### Task description
Write the listing out again, all of it, word for word.

### Provided data
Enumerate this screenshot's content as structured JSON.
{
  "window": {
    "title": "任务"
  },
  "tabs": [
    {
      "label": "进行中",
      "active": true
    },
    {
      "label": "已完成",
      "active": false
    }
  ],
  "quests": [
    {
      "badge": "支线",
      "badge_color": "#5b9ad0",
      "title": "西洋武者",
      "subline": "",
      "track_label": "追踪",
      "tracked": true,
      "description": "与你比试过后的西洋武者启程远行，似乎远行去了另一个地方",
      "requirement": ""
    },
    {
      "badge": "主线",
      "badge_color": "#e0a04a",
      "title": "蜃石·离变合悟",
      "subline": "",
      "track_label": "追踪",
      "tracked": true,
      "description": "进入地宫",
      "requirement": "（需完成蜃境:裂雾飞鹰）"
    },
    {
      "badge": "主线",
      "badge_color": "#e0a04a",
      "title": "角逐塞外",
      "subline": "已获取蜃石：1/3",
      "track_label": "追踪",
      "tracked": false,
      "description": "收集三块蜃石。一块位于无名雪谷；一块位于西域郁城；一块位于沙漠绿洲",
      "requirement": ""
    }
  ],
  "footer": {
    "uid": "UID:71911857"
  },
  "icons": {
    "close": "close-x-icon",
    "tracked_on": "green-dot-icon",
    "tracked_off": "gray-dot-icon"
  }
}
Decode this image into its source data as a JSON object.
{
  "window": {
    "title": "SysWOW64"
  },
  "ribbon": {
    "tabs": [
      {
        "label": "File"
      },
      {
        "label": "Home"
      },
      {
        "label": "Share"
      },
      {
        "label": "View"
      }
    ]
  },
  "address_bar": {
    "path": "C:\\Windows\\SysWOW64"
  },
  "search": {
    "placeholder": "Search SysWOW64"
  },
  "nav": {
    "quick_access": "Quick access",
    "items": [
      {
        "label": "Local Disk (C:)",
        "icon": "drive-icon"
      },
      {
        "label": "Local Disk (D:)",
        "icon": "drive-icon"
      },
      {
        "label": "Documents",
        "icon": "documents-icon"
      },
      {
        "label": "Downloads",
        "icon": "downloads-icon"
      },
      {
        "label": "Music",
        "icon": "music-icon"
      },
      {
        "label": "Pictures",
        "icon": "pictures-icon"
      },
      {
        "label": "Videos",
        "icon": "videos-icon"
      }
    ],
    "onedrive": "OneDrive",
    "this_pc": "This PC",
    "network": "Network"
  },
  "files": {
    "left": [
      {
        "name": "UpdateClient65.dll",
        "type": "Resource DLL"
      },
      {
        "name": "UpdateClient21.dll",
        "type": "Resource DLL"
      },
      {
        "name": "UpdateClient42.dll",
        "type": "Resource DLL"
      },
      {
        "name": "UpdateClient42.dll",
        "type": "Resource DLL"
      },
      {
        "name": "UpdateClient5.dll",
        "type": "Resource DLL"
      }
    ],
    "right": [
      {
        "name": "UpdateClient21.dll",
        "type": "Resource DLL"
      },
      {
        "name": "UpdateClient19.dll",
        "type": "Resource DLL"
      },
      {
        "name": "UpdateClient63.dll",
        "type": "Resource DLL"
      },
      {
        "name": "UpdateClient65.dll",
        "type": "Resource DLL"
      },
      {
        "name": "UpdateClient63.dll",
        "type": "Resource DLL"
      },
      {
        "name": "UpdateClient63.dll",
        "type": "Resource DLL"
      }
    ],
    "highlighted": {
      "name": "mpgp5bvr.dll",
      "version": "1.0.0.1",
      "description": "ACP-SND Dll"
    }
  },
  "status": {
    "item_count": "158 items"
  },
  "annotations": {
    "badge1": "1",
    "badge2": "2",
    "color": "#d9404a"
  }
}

### Problem solution
Enumerate this screenshot's content as structured JSON.
{
  "window": {
    "title": "任务"
  },
  "tabs": [
    {
      "label": "进行中",
      "active": true
    },
    {
      "label": "已完成",
      "active": false
    }
  ],
  "quests": [
    {
      "badge": "支线",
      "badge_color": "#5b9ad0",
      "title": "西洋武者",
      "subline": "",
      "track_label": "追踪",
      "tracked": true,
      "description": "与你比试过后的西洋武者启程远行，似乎远行去了另一个地方",
      "requirement": ""
    },
    {
      "badge": "主线",
      "badge_color": "#e0a04a",
      "title": "蜃石·离变合悟",
      "subline": "",
      "track_label": "追踪",
      "tracked": true,
      "description": "进入地宫",
      "requirement": "（需完成蜃境:裂雾飞鹰）"
    },
    {
      "badge": "主线",
      "badge_color": "#e0a04a",
      "title": "角逐塞外",
      "subline": "已获取蜃石：1/3",
      "track_label": "追踪",
      "tracked": false,
      "description": "收集三块蜃石。一块位于无名雪谷；一块位于西域郁城；一块位于沙漠绿洲",
      "requirement": ""
    }
  ],
  "footer": {
    "uid": "UID:71911857"
  },
  "icons": {
    "close": "close-x-icon",
    "tracked_on": "green-dot-icon",
    "tracked_off": "gray-dot-icon"
  }
}
Decode this image into its source data as a JSON object.
{
  "window": {
    "title": "SysWOW64"
  },
  "ribbon": {
    "tabs": [
      {
        "label": "File"
      },
      {
        "label": "Home"
      },
      {
        "label": "Share"
      },
      {
        "label": "View"
      }
    ]
  },
  "address_bar": {
    "path": "C:\\Windows\\SysWOW64"
  },
  "search": {
    "placeholder": "Search SysWOW64"
  },
  "nav": {
    "quick_access": "Quick access",
    "items": [
      {
        "label": "Local Disk (C:)",
        "icon": "drive-icon"
      },
      {
        "label": "Local Disk (D:)",
        "icon": "drive-icon"
      },
      {
        "label": "Documents",
        "icon": "documents-icon"
      },
      {
        "label": "Downloads",
        "icon": "downloads-icon"
      },
      {
        "label": "Music",
        "icon": "music-icon"
      },
      {
        "label": "Pictures",
        "icon": "pictures-icon"
      },
      {
        "label": "Videos",
        "icon": "videos-icon"
      }
    ],
    "onedrive": "OneDrive",
    "this_pc": "This PC",
    "network": "Network"
  },
  "files": {
    "left": [
      {
        "name": "UpdateClient65.dll",
        "type": "Resource DLL"
      },
      {
        "name": "UpdateClient21.dll",
        "type": "Resource DLL"
      },
      {
        "name": "UpdateClient42.dll",
        "type": "Resource DLL"
      },
      {
        "name": "UpdateClient42.dll",
        "type": "Resource DLL"
      },
      {
        "name": "UpdateClient5.dll",
        "type": "Resource DLL"
      }
    ],
    "right": [
      {
        "name": "UpdateClient21.dll",
        "type": "Resource DLL"
      },
      {
        "name": "UpdateClient19.dll",
        "type": "Resource DLL"
      },
      {
        "name": "UpdateClient63.dll",
        "type": "Resource DLL"
      },
      {
        "name": "UpdateClient65.dll",
        "type": "Resource DLL"
      },
      {
        "name": "UpdateClient63.dll",
        "type": "Resource DLL"
      },
      {
        "name": "UpdateClient63.dll",
        "type": "Resource DLL"
      }
    ],
    "highlighted": {
      "name": "mpgp5bvr.dll",
      "version": "1.0.0.1",
      "description": "ACP-SND Dll"
    }
  },
  "status": {
    "item_count": "158 items"
  },
  "annotations": {
    "badge1": "1",
    "badge2": "2",
    "color": "#d9404a"
  }
}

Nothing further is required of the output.